▶ _Aim_: Transcribe the data that follows precisely, omitting nothing.

▶ _Data section_:
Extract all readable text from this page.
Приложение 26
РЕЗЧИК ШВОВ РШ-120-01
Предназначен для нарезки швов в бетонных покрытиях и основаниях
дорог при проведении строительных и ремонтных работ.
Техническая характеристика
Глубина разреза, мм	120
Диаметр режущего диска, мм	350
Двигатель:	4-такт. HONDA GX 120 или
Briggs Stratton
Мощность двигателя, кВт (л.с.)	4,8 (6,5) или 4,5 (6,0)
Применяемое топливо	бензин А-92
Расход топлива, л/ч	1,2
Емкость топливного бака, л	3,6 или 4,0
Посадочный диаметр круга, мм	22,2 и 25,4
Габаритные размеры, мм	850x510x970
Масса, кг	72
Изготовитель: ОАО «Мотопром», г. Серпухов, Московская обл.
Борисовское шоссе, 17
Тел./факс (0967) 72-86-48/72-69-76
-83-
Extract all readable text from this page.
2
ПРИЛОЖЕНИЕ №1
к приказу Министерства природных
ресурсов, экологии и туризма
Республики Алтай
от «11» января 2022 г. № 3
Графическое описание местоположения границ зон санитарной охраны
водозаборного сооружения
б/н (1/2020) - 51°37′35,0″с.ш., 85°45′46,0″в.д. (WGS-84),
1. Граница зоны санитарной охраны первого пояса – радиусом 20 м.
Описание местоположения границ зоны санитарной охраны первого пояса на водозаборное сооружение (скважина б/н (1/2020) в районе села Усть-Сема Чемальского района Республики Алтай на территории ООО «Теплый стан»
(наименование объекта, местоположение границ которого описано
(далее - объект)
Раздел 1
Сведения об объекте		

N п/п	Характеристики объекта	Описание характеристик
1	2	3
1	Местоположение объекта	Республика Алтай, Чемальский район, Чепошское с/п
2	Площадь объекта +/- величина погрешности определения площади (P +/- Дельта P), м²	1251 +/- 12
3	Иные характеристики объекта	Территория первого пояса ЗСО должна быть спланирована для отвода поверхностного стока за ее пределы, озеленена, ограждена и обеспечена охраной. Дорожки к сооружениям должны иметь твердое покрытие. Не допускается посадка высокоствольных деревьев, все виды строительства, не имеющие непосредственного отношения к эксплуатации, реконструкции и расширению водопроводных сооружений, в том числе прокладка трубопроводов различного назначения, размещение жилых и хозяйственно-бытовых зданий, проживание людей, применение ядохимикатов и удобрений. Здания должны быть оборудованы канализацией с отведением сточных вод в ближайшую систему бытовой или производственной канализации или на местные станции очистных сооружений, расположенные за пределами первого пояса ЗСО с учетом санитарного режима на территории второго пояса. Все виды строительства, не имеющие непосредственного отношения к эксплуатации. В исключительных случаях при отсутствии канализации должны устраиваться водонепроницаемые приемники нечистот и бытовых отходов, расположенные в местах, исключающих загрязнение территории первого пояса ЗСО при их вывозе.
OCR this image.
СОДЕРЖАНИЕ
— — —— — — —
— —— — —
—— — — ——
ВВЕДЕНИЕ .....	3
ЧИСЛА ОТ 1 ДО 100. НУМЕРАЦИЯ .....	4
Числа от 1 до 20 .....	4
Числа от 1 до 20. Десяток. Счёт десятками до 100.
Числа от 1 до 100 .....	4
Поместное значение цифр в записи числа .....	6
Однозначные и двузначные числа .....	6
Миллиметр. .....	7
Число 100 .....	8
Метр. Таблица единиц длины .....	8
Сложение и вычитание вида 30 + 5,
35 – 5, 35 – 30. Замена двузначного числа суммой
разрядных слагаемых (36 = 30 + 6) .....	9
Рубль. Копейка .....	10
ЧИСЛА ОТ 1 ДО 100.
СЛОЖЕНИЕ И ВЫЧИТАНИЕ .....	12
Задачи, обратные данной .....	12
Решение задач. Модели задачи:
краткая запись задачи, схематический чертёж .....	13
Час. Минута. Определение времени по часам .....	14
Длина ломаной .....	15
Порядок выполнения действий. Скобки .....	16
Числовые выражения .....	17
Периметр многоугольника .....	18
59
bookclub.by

▶ _Finished exercise_:
Extract all readable text from this page.
Приложение 26
РЕЗЧИК ШВОВ РШ-120-01
Предназначен для нарезки швов в бетонных покрытиях и основаниях
дорог при проведении строительных и ремонтных работ.
Техническая характеристика
Глубина разреза, мм	120
Диаметр режущего диска, мм	350
Двигатель:	4-такт. HONDA GX 120 или
Briggs Stratton
Мощность двигателя, кВт (л.с.)	4,8 (6,5) или 4,5 (6,0)
Применяемое топливо	бензин А-92
Расход топлива, л/ч	1,2
Емкость топливного бака, л	3,6 или 4,0
Посадочный диаметр круга, мм	22,2 и 25,4
Габаритные размеры, мм	850x510x970
Масса, кг	72
Изготовитель: ОАО «Мотопром», г. Серпухов, Московская обл.
Борисовское шоссе, 17
Тел./факс (0967) 72-86-48/72-69-76
-83-
Extract all readable text from this page.
2
ПРИЛОЖЕНИЕ №1
к приказу Министерства природных
ресурсов, экологии и туризма
Республики Алтай
от «11» января 2022 г. № 3
Графическое описание местоположения границ зон санитарной охраны
водозаборного сооружения
б/н (1/2020) - 51°37′35,0″с.ш., 85°45′46,0″в.д. (WGS-84),
1. Граница зоны санитарной охраны первого пояса – радиусом 20 м.
Описание местоположения границ зоны санитарной охраны первого пояса на водозаборное сооружение (скважина б/н (1/2020) в районе села Усть-Сема Чемальского района Республики Алтай на территории ООО «Теплый стан»
(наименование объекта, местоположение границ которого описано
(далее - объект)
Раздел 1
Сведения об объекте		

N п/п	Характеристики объекта	Описание характеристик
1	2	3
1	Местоположение объекта	Республика Алтай, Чемальский район, Чепошское с/п
2	Площадь объекта +/- величина погрешности определения площади (P +/- Дельта P), м²	1251 +/- 12
3	Иные характеристики объекта	Территория первого пояса ЗСО должна быть спланирована для отвода поверхностного стока за ее пределы, озеленена, ограждена и обеспечена охраной. Дорожки к сооружениям должны иметь твердое покрытие. Не допускается посадка высокоствольных деревьев, все виды строительства, не имеющие непосредственного отношения к эксплуатации, реконструкции и расширению водопроводных сооружений, в том числе прокладка трубопроводов различного назначения, размещение жилых и хозяйственно-бытовых зданий, проживание людей, применение ядохимикатов и удобрений. Здания должны быть оборудованы канализацией с отведением сточных вод в ближайшую систему бытовой или производственной канализации или на местные станции очистных сооружений, расположенные за пределами первого пояса ЗСО с учетом санитарного режима на территории второго пояса. Все виды строительства, не имеющие непосредственного отношения к эксплуатации. В исключительных случаях при отсутствии канализации должны устраиваться водонепроницаемые приемники нечистот и бытовых отходов, расположенные в местах, исключающих загрязнение территории первого пояса ЗСО при их вывозе.
OCR this image.
СОДЕРЖАНИЕ
— — —— — — —
— —— — —
—— — — ——
ВВЕДЕНИЕ .....	3
ЧИСЛА ОТ 1 ДО 100. НУМЕРАЦИЯ .....	4
Числа от 1 до 20 .....	4
Числа от 1 до 20. Десяток. Счёт десятками до 100.
Числа от 1 до 100 .....	4
Поместное значение цифр в записи числа .....	6
Однозначные и двузначные числа .....	6
Миллиметр. .....	7
Число 100 .....	8
Метр. Таблица единиц длины .....	8
Сложение и вычитание вида 30 + 5,
35 – 5, 35 – 30. Замена двузначного числа суммой
разрядных слагаемых (36 = 30 + 6) .....	9
Рубль. Копейка .....	10
ЧИСЛА ОТ 1 ДО 100.
СЛОЖЕНИЕ И ВЫЧИТАНИЕ .....	12
Задачи, обратные данной .....	12
Решение задач. Модели задачи:
краткая запись задачи, схематический чертёж .....	13
Час. Минута. Определение времени по часам .....	14
Длина ломаной .....	15
Порядок выполнения действий. Скобки .....	16
Числовые выражения .....	17
Периметр многоугольника .....	18
59
bookclub.by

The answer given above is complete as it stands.